= What is needed =
In the entries below, switch every "x-tick-label" to "x-axis-label" and reproduce each line otherwise unchanged. Leave the pictures out of your answer.

= Data to use =
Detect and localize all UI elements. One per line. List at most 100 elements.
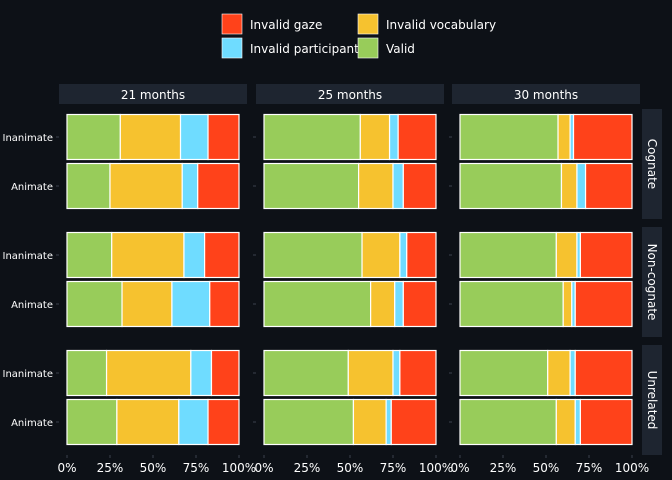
bar-segment-valid-inanimate [66,349,108,397]
bar-segment-invalid-participant-inanimate [190,349,213,397]
bar-segment-invalid-vocabulary-animate [116,398,180,446]
legend-label-invalid-participant: Invalid participant [250,42,359,56]
bar-segment-invalid-vocabulary-inanimate [359,113,391,161]
x-tick-label: 100% [419,461,453,475]
strip-col-30-months [452,84,640,104]
bar-segment-invalid-vocabulary-inanimate [119,113,182,161]
bar-segment-valid-inanimate [263,231,363,279]
bar-segment-invalid-gaze-inanimate [406,231,437,279]
bar-segment-invalid-vocabulary-animate [370,280,396,328]
x-tick-label: 100% [222,461,256,475]
panel-cognate-25-months [253,109,444,219]
panel-unrelated-25-months [253,345,444,455]
x-tick-label: 50% [337,461,364,475]
bar-segment-valid-animate [66,398,118,446]
bar-segment-invalid-gaze-animate [579,398,633,446]
bar-segment-invalid-vocabulary-animate [358,162,394,210]
strip-row-cognate [642,109,662,219]
bar-segment-invalid-gaze-inanimate [204,231,240,279]
x-tick-label: 0% [57,461,76,475]
bar-segment-invalid-participant-inanimate [183,231,206,279]
legend-key-invalid-vocabulary [357,13,379,35]
strip-col-label-30-months: 30 months [514,88,578,102]
bar-segment-valid-animate [263,162,360,210]
bar-segment-invalid-participant-animate [171,280,211,328]
x-tick-label: 75% [380,461,407,475]
bar-segment-invalid-gaze-animate [207,398,240,446]
bar-segment-invalid-participant-inanimate [399,231,408,279]
bar-segment-invalid-participant-animate [385,398,392,446]
y-tick-label-inanimate: Inanimate [3,251,53,262]
bar-segment-invalid-vocabulary-inanimate [557,113,571,161]
x-tick-label: 50% [533,461,560,475]
strip-row-label-unrelated: Unrelated [645,371,659,430]
bar-segment-valid-animate [459,162,563,210]
bar-segment-valid-animate [66,280,123,328]
legend-label-valid: Valid [386,42,415,56]
y-tick-label-animate: Animate [11,418,53,429]
x-tick-label: 0% [450,461,469,475]
bar-segment-invalid-vocabulary-animate [562,280,573,328]
bar-segment-invalid-gaze-inanimate [572,113,633,161]
bar-segment-valid-inanimate [459,349,549,397]
bar-segment-invalid-gaze-animate [584,162,633,210]
panel-non-cognate-21-months [56,227,247,337]
bar-segment-invalid-vocabulary-inanimate [111,231,185,279]
bar-segment-invalid-participant-inanimate [392,349,401,397]
bar-segment-invalid-vocabulary-inanimate [361,231,401,279]
bar-segment-valid-inanimate [263,349,349,397]
bar-segment-invalid-gaze-inanimate [574,349,633,397]
x-tick-label: 25% [490,461,517,475]
bar-segment-valid-animate [66,162,111,210]
bar-segment-invalid-gaze-animate [402,162,437,210]
bar-segment-valid-inanimate [459,113,559,161]
bar-segment-invalid-participant-animate [394,280,404,328]
x-tick-label: 50% [140,461,167,475]
bar-segment-invalid-gaze-inanimate [207,113,240,161]
bar-segment-invalid-gaze-animate [209,280,240,328]
bar-segment-invalid-vocabulary-inanimate [347,349,394,397]
y-tick-label-inanimate: Inanimate [3,133,53,144]
panel-non-cognate-30-months [449,227,640,337]
legend-key-invalid-gaze [221,13,243,35]
bar-segment-invalid-vocabulary-inanimate [105,349,192,397]
strip-row-non-cognate [642,227,662,337]
strip-col-label-25-months: 25 months [318,88,382,102]
y-tick-label-animate: Animate [11,300,53,311]
bar-segment-invalid-participant-animate [576,162,587,210]
legend-label-invalid-vocabulary: Invalid vocabulary [386,18,496,32]
strip-row-label-cognate: Cognate [645,139,659,189]
strip-row-label-non-cognate: Non-cognate [645,244,659,321]
bar-segment-valid-inanimate [66,113,121,161]
legend-label-invalid-gaze: Invalid gaze [250,18,322,32]
bar-segment-invalid-participant-animate [181,162,199,210]
strip-row-unrelated [642,345,662,455]
legend-key-valid [357,37,379,59]
bar-segment-invalid-vocabulary-animate [555,398,576,446]
bar-segment-invalid-gaze-animate [574,280,633,328]
bar-segment-invalid-gaze-inanimate [397,113,437,161]
bar-segment-valid-animate [263,280,372,328]
bar-segment-invalid-gaze-animate [197,162,240,210]
strip-col-25-months [256,84,444,104]
bar-segment-invalid-participant-inanimate [179,113,209,161]
bar-segment-invalid-participant-animate [178,398,209,446]
bar-segment-invalid-vocabulary-animate [109,162,183,210]
strip-col-label-21-months: 21 months [121,88,185,102]
bar-segment-invalid-gaze-animate [390,398,437,446]
bar-segment-invalid-gaze-inanimate [210,349,240,397]
bar-segment-invalid-vocabulary-animate [352,398,387,446]
bar-segment-invalid-vocabulary-inanimate [555,231,578,279]
facet-strips: 21 months 25 months 30 months Cognate Non-co… [59,84,662,455]
legend: Invalid gaze Invalid vocabulary Invalid pa… [221,13,496,59]
x-axis-ticks: 0% 25% 50% 75% 100%0% 25% 50% 75% 100%0% 25% 50% 75… [57,455,649,475]
x-tick-label: 75% [576,461,603,475]
bar-segment-invalid-participant-inanimate [388,113,399,161]
facet-panels [56,109,640,455]
bar-segment-invalid-participant-animate [574,398,581,446]
bar-segment-valid-inanimate [263,113,361,161]
panel-unrelated-30-months [449,345,640,455]
bar-segment-invalid-gaze-inanimate [579,231,633,279]
x-tick-label: 100% [615,461,649,475]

= Answer to the task =
Detect and localize all UI elements. One per line. List at most 100 elements.
bar-segment-valid-inanimate [66,349,108,397]
bar-segment-invalid-participant-inanimate [190,349,213,397]
bar-segment-invalid-vocabulary-animate [116,398,180,446]
legend-label-invalid-participant: Invalid participant [250,42,359,56]
bar-segment-invalid-vocabulary-inanimate [359,113,391,161]
x-axis-label: 100% [419,461,453,475]
strip-col-30-months [452,84,640,104]
bar-segment-invalid-vocabulary-inanimate [119,113,182,161]
bar-segment-valid-inanimate [263,231,363,279]
bar-segment-invalid-gaze-inanimate [406,231,437,279]
bar-segment-invalid-vocabulary-animate [370,280,396,328]
x-axis-label: 100% [222,461,256,475]
panel-cognate-25-months [253,109,444,219]
panel-unrelated-25-months [253,345,444,455]
x-axis-label: 50% [337,461,364,475]
bar-segment-valid-animate [66,398,118,446]
bar-segment-invalid-gaze-animate [579,398,633,446]
bar-segment-invalid-vocabulary-animate [358,162,394,210]
strip-row-cognate [642,109,662,219]
bar-segment-invalid-gaze-inanimate [204,231,240,279]
x-axis-label: 0% [57,461,76,475]
bar-segment-invalid-participant-inanimate [183,231,206,279]
legend-key-invalid-vocabulary [357,13,379,35]
strip-col-label-30-months: 30 months [514,88,578,102]
bar-segment-valid-animate [263,162,360,210]
bar-segment-invalid-participant-animate [171,280,211,328]
x-axis-label: 75% [380,461,407,475]
bar-segment-invalid-gaze-animate [207,398,240,446]
bar-segment-invalid-participant-inanimate [399,231,408,279]
bar-segment-invalid-participant-animate [385,398,392,446]
y-tick-label-inanimate: Inanimate [3,251,53,262]
bar-segment-invalid-vocabulary-inanimate [557,113,571,161]
x-axis-label: 50% [533,461,560,475]
strip-row-label-unrelated: Unrelated [645,371,659,430]
bar-segment-valid-animate [459,162,563,210]
bar-segment-valid-animate [66,280,123,328]
legend-label-valid: Valid [386,42,415,56]
y-tick-label-animate: Animate [11,418,53,429]
x-axis-label: 0% [450,461,469,475]
bar-segment-invalid-vocabulary-animate [562,280,573,328]
bar-segment-invalid-gaze-inanimate [572,113,633,161]
bar-segment-valid-inanimate [459,349,549,397]
bar-segment-invalid-gaze-animate [584,162,633,210]
panel-non-cognate-21-months [56,227,247,337]
bar-segment-invalid-vocabulary-inanimate [111,231,185,279]
bar-segment-invalid-participant-inanimate [392,349,401,397]
bar-segment-invalid-vocabulary-inanimate [361,231,401,279]
bar-segment-valid-inanimate [263,349,349,397]
bar-segment-invalid-gaze-inanimate [574,349,633,397]
x-axis-label: 25% [490,461,517,475]
bar-segment-valid-animate [66,162,111,210]
bar-segment-invalid-gaze-animate [402,162,437,210]
bar-segment-valid-inanimate [459,113,559,161]
bar-segment-invalid-participant-animate [394,280,404,328]
x-axis-label: 50% [140,461,167,475]
bar-segment-invalid-gaze-inanimate [207,113,240,161]
bar-segment-invalid-gaze-animate [209,280,240,328]
bar-segment-invalid-vocabulary-inanimate [347,349,394,397]
y-tick-label-inanimate: Inanimate [3,133,53,144]
panel-non-cognate-30-months [449,227,640,337]
legend-key-invalid-gaze [221,13,243,35]
bar-segment-invalid-vocabulary-inanimate [105,349,192,397]
strip-row-non-cognate [642,227,662,337]
strip-col-label-25-months: 25 months [318,88,382,102]
y-tick-label-animate: Animate [11,300,53,311]
bar-segment-invalid-participant-animate [576,162,587,210]
legend-label-invalid-vocabulary: Invalid vocabulary [386,18,496,32]
strip-row-label-cognate: Cognate [645,139,659,189]
strip-row-label-non-cognate: Non-cognate [645,244,659,321]
bar-segment-valid-inanimate [66,113,121,161]
legend-label-invalid-gaze: Invalid gaze [250,18,322,32]
bar-segment-invalid-participant-animate [181,162,199,210]
strip-row-unrelated [642,345,662,455]
legend-key-valid [357,37,379,59]
bar-segment-invalid-vocabulary-animate [555,398,576,446]
bar-segment-invalid-gaze-animate [574,280,633,328]
bar-segment-invalid-gaze-inanimate [397,113,437,161]
bar-segment-valid-animate [263,280,372,328]
bar-segment-invalid-gaze-animate [197,162,240,210]
strip-col-25-months [256,84,444,104]
bar-segment-invalid-participant-inanimate [179,113,209,161]
bar-segment-invalid-participant-animate [178,398,209,446]
bar-segment-invalid-vocabulary-animate [109,162,183,210]
strip-col-label-21-months: 21 months [121,88,185,102]
bar-segment-invalid-gaze-animate [390,398,437,446]
bar-segment-invalid-gaze-inanimate [210,349,240,397]
bar-segment-invalid-vocabulary-animate [352,398,387,446]
bar-segment-invalid-vocabulary-inanimate [555,231,578,279]
facet-strips: 21 months 25 months 30 months Cognate Non-co… [59,84,662,455]
legend: Invalid gaze Invalid vocabulary Invalid pa… [221,13,496,59]
x-axis-ticks: 0% 25% 50% 75% 100%0% 25% 50% 75% 100%0% 25% 50% 75… [57,455,649,475]
x-axis-label: 75% [576,461,603,475]
bar-segment-invalid-participant-inanimate [388,113,399,161]
facet-panels [56,109,640,455]
bar-segment-invalid-participant-animate [574,398,581,446]
bar-segment-valid-inanimate [263,113,361,161]
panel-unrelated-30-months [449,345,640,455]
bar-segment-invalid-gaze-inanimate [579,231,633,279]
x-axis-label: 100% [615,461,649,475]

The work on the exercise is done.